About this exercise
Scan the listing for the word "Phoenix" and report every line that contains it.
++++++++++
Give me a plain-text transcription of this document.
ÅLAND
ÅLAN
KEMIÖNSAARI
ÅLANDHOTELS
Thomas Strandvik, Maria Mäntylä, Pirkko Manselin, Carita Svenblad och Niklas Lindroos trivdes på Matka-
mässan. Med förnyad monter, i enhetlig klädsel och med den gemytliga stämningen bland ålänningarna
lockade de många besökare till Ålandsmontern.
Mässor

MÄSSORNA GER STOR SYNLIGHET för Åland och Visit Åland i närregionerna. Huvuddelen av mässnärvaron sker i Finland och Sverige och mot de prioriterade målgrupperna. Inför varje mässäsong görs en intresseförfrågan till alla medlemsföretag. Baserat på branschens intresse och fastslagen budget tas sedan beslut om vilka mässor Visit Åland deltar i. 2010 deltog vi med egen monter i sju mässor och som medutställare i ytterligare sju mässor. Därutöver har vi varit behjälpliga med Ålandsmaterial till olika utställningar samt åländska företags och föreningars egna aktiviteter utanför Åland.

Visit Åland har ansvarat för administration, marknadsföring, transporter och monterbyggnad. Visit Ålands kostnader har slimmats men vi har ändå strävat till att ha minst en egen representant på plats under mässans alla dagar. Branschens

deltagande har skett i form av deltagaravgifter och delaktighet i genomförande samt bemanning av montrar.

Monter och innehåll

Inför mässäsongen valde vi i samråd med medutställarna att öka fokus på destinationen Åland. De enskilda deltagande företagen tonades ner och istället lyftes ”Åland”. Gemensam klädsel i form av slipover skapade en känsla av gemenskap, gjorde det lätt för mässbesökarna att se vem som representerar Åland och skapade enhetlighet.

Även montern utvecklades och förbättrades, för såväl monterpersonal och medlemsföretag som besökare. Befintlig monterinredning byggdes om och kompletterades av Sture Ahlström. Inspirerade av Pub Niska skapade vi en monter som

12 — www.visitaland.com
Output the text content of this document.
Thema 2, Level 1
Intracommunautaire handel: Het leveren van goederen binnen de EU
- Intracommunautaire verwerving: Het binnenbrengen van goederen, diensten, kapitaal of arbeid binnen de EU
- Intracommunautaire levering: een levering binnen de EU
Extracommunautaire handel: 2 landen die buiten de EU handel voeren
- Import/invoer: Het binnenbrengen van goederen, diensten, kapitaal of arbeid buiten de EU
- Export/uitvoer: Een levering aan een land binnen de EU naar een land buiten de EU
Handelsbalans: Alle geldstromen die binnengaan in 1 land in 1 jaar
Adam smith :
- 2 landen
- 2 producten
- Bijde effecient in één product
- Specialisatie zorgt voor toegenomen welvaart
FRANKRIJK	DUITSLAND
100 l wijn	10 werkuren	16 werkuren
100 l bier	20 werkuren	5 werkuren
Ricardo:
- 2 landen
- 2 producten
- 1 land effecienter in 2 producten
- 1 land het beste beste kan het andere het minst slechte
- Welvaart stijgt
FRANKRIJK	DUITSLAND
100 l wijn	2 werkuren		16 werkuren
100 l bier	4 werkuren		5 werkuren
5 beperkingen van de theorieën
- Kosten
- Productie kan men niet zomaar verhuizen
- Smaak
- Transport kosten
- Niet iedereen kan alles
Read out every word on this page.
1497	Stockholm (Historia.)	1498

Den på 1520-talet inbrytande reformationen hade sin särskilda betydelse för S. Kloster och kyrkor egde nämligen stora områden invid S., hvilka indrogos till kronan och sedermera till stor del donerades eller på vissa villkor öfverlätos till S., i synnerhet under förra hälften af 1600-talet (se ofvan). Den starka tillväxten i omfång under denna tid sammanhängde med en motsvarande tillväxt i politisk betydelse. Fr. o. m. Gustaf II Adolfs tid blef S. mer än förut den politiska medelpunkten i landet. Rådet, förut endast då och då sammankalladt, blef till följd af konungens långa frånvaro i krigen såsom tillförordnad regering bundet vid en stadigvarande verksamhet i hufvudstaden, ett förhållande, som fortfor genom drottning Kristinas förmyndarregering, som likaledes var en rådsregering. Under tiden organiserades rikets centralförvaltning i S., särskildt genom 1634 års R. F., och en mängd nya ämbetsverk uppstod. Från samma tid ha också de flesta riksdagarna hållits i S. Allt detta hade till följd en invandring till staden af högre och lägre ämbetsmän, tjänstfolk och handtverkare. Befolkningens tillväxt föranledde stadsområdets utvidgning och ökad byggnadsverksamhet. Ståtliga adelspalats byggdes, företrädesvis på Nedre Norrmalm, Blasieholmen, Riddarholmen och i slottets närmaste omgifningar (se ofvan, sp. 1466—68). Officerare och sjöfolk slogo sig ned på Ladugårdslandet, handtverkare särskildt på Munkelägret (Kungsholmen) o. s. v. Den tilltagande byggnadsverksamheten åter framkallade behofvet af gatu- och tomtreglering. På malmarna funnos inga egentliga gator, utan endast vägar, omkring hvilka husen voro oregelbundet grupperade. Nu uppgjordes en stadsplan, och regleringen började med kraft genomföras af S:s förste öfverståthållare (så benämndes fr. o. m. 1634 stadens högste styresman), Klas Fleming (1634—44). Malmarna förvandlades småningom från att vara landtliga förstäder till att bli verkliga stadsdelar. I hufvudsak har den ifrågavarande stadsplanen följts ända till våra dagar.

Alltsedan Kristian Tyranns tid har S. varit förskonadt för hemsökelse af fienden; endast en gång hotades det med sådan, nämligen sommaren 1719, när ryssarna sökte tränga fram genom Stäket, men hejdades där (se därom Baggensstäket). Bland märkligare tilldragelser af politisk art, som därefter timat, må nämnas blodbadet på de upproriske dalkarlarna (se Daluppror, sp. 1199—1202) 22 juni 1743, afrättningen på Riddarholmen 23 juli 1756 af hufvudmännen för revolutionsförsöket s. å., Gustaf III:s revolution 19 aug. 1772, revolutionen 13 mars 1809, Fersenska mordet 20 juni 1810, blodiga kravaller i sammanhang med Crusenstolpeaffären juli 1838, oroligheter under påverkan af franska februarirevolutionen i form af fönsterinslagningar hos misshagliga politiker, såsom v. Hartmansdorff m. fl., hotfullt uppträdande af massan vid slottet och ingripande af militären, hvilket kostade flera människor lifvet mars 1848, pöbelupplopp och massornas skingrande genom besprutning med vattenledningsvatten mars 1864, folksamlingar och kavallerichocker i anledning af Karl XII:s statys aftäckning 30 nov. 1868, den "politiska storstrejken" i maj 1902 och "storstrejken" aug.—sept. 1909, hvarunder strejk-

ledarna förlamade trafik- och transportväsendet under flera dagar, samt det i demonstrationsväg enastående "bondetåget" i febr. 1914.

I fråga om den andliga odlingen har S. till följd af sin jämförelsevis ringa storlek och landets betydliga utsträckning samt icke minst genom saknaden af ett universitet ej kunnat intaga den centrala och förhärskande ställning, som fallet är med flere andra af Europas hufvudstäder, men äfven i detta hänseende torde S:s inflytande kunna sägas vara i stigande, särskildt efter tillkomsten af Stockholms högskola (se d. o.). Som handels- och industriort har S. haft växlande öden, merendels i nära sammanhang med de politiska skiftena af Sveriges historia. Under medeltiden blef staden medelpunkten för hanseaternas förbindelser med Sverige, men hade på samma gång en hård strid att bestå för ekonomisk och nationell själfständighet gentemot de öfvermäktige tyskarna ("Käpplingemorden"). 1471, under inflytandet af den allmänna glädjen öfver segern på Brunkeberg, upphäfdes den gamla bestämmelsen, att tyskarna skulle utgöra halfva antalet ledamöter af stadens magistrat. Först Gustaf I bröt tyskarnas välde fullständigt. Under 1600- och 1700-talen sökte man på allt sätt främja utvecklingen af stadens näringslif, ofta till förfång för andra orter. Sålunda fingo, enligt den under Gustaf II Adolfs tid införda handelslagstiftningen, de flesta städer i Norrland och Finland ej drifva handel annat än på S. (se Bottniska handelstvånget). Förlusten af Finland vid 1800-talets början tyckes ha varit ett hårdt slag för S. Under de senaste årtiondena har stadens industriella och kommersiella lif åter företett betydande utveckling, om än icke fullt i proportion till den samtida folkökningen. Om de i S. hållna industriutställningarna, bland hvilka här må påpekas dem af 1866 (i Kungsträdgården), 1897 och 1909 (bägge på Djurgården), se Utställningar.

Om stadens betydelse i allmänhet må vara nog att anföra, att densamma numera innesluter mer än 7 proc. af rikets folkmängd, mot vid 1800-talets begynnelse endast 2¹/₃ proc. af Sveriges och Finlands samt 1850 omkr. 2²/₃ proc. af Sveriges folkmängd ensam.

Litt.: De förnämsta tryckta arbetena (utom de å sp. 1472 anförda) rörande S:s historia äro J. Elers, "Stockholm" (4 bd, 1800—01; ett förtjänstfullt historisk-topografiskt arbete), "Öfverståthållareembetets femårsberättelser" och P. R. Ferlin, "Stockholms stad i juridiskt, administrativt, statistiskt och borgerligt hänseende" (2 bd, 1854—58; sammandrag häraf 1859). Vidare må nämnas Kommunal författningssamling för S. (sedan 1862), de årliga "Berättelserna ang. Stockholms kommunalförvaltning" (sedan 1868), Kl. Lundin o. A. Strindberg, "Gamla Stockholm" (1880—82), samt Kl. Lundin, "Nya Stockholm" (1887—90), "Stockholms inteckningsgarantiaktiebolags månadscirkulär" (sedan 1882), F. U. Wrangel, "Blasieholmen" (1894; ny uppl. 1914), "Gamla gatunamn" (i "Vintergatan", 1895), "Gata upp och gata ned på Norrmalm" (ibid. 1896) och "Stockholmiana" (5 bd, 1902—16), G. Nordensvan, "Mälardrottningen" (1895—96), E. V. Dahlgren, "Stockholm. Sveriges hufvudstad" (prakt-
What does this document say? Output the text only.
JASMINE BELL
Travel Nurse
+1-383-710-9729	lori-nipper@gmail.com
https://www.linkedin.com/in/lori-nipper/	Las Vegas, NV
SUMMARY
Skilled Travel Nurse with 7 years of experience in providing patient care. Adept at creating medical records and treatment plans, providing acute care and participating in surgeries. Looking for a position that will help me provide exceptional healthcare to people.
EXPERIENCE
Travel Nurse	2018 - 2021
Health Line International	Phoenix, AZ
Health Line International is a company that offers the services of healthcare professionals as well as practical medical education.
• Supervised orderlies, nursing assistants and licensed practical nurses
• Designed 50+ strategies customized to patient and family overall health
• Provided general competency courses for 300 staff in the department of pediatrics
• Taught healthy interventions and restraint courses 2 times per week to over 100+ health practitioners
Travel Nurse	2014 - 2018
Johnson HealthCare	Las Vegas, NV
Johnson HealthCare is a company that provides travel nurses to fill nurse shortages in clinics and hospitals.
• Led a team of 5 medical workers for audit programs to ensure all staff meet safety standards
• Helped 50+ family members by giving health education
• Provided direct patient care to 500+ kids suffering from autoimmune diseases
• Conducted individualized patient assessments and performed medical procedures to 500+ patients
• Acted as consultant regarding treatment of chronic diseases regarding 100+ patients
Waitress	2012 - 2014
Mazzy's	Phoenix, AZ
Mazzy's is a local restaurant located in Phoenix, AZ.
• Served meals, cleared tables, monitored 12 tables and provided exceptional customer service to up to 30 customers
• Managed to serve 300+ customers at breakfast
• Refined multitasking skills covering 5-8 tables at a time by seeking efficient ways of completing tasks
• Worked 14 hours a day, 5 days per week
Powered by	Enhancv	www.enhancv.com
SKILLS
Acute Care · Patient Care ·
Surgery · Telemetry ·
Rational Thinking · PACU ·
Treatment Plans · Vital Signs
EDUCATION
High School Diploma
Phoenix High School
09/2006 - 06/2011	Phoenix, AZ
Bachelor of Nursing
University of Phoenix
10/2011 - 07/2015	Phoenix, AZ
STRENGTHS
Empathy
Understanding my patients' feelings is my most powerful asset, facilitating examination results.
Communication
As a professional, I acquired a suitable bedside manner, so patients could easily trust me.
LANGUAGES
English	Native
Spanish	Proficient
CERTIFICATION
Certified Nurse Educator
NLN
++++++++++
Solution for this problem
Health Line International	Phoenix, AZ
Mazzy's	Phoenix, AZ
Mazzy's is a local restaurant located in Phoenix, AZ.
Phoenix High School
09/2006 - 06/2011	Phoenix, AZ
University of Phoenix
10/2011 - 07/2015	Phoenix, AZ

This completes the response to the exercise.